Data excerpts
______

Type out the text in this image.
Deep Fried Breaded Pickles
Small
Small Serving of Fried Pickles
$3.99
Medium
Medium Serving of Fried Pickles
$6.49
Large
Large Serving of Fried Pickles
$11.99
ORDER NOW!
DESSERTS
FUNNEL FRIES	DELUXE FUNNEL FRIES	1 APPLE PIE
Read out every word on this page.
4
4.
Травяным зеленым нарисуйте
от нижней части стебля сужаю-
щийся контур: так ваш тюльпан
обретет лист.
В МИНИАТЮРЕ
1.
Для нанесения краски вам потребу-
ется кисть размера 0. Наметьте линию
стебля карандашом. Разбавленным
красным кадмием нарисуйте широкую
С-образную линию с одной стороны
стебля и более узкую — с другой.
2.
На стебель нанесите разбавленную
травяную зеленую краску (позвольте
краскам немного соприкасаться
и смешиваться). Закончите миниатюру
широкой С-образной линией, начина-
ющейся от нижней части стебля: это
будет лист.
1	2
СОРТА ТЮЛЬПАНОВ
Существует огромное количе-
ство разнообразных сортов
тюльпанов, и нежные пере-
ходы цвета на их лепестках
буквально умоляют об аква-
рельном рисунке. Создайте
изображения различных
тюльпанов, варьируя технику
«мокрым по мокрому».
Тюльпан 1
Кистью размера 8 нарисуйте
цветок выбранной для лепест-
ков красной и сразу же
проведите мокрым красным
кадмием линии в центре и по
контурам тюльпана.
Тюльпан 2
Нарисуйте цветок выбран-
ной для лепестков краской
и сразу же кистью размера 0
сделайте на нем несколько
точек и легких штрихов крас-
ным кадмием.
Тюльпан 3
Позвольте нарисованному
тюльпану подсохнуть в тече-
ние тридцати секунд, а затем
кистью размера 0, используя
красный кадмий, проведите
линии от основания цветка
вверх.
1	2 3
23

______

#### Written exercise:
Set down the listing above in full, please, exactly as it appears.

#### Task answer:
Type out the text in this image.
Deep Fried Breaded Pickles
Small
Small Serving of Fried Pickles
$3.99
Medium
Medium Serving of Fried Pickles
$6.49
Large
Large Serving of Fried Pickles
$11.99
ORDER NOW!
DESSERTS
FUNNEL FRIES	DELUXE FUNNEL FRIES	1 APPLE PIE
Read out every word on this page.
4
4.
Травяным зеленым нарисуйте
от нижней части стебля сужаю-
щийся контур: так ваш тюльпан
обретет лист.
В МИНИАТЮРЕ
1.
Для нанесения краски вам потребу-
ется кисть размера 0. Наметьте линию
стебля карандашом. Разбавленным
красным кадмием нарисуйте широкую
С-образную линию с одной стороны
стебля и более узкую — с другой.
2.
На стебель нанесите разбавленную
травяную зеленую краску (позвольте
краскам немного соприкасаться
и смешиваться). Закончите миниатюру
широкой С-образной линией, начина-
ющейся от нижней части стебля: это
будет лист.
1	2
СОРТА ТЮЛЬПАНОВ
Существует огромное количе-
ство разнообразных сортов
тюльпанов, и нежные пере-
ходы цвета на их лепестках
буквально умоляют об аква-
рельном рисунке. Создайте
изображения различных
тюльпанов, варьируя технику
«мокрым по мокрому».
Тюльпан 1
Кистью размера 8 нарисуйте
цветок выбранной для лепест-
ков красной и сразу же
проведите мокрым красным
кадмием линии в центре и по
контурам тюльпана.
Тюльпан 2
Нарисуйте цветок выбран-
ной для лепестков краской
и сразу же кистью размера 0
сделайте на нем несколько
точек и легких штрихов крас-
ным кадмием.
Тюльпан 3
Позвольте нарисованному
тюльпану подсохнуть в тече-
ние тридцати секунд, а затем
кистью размера 0, используя
красный кадмий, проведите
линии от основания цветка
вверх.
1	2 3
23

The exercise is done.